*Requirements*
Copy each entry as it stands, leaving nothing out.
:: Stored records ::
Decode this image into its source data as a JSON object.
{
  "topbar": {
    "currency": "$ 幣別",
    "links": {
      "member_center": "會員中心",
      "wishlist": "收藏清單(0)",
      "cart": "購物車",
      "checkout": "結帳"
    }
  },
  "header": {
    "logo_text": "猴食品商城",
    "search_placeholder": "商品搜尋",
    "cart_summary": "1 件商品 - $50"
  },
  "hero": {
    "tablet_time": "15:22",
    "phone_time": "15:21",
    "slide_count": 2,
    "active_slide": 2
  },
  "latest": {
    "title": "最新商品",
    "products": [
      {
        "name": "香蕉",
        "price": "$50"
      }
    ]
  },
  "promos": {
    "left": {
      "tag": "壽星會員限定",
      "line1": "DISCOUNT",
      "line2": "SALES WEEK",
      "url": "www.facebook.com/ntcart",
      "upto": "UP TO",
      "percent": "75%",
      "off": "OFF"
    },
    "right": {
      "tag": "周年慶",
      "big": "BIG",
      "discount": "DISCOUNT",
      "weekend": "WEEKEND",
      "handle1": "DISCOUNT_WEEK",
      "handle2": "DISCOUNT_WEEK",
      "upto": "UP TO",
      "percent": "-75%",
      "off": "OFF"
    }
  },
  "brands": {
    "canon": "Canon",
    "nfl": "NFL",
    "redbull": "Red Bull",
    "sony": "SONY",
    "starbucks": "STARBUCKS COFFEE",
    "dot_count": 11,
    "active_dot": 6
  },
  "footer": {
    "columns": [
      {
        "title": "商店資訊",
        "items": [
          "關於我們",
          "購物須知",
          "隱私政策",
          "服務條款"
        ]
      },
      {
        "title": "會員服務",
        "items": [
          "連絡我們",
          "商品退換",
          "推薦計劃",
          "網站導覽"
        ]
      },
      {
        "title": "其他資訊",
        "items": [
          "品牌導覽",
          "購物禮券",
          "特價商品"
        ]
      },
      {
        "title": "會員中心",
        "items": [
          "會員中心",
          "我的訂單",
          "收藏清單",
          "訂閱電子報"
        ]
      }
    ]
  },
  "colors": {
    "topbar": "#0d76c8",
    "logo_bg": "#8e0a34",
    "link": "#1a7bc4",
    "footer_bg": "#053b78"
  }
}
:::
*The answer*
Decode this image into its source data as a JSON object.
{
  "topbar": {
    "currency": "$ 幣別",
    "links": {
      "member_center": "會員中心",
      "wishlist": "收藏清單(0)",
      "cart": "購物車",
      "checkout": "結帳"
    }
  },
  "header": {
    "logo_text": "猴食品商城",
    "search_placeholder": "商品搜尋",
    "cart_summary": "1 件商品 - $50"
  },
  "hero": {
    "tablet_time": "15:22",
    "phone_time": "15:21",
    "slide_count": 2,
    "active_slide": 2
  },
  "latest": {
    "title": "最新商品",
    "products": [
      {
        "name": "香蕉",
        "price": "$50"
      }
    ]
  },
  "promos": {
    "left": {
      "tag": "壽星會員限定",
      "line1": "DISCOUNT",
      "line2": "SALES WEEK",
      "url": "www.facebook.com/ntcart",
      "upto": "UP TO",
      "percent": "75%",
      "off": "OFF"
    },
    "right": {
      "tag": "周年慶",
      "big": "BIG",
      "discount": "DISCOUNT",
      "weekend": "WEEKEND",
      "handle1": "DISCOUNT_WEEK",
      "handle2": "DISCOUNT_WEEK",
      "upto": "UP TO",
      "percent": "-75%",
      "off": "OFF"
    }
  },
  "brands": {
    "canon": "Canon",
    "nfl": "NFL",
    "redbull": "Red Bull",
    "sony": "SONY",
    "starbucks": "STARBUCKS COFFEE",
    "dot_count": 11,
    "active_dot": 6
  },
  "footer": {
    "columns": [
      {
        "title": "商店資訊",
        "items": [
          "關於我們",
          "購物須知",
          "隱私政策",
          "服務條款"
        ]
      },
      {
        "title": "會員服務",
        "items": [
          "連絡我們",
          "商品退換",
          "推薦計劃",
          "網站導覽"
        ]
      },
      {
        "title": "其他資訊",
        "items": [
          "品牌導覽",
          "購物禮券",
          "特價商品"
        ]
      },
      {
        "title": "會員中心",
        "items": [
          "會員中心",
          "我的訂單",
          "收藏清單",
          "訂閱電子報"
        ]
      }
    ]
  },
  "colors": {
    "topbar": "#0d76c8",
    "logo_bg": "#8e0a34",
    "link": "#1a7bc4",
    "footer_bg": "#053b78"
  }
}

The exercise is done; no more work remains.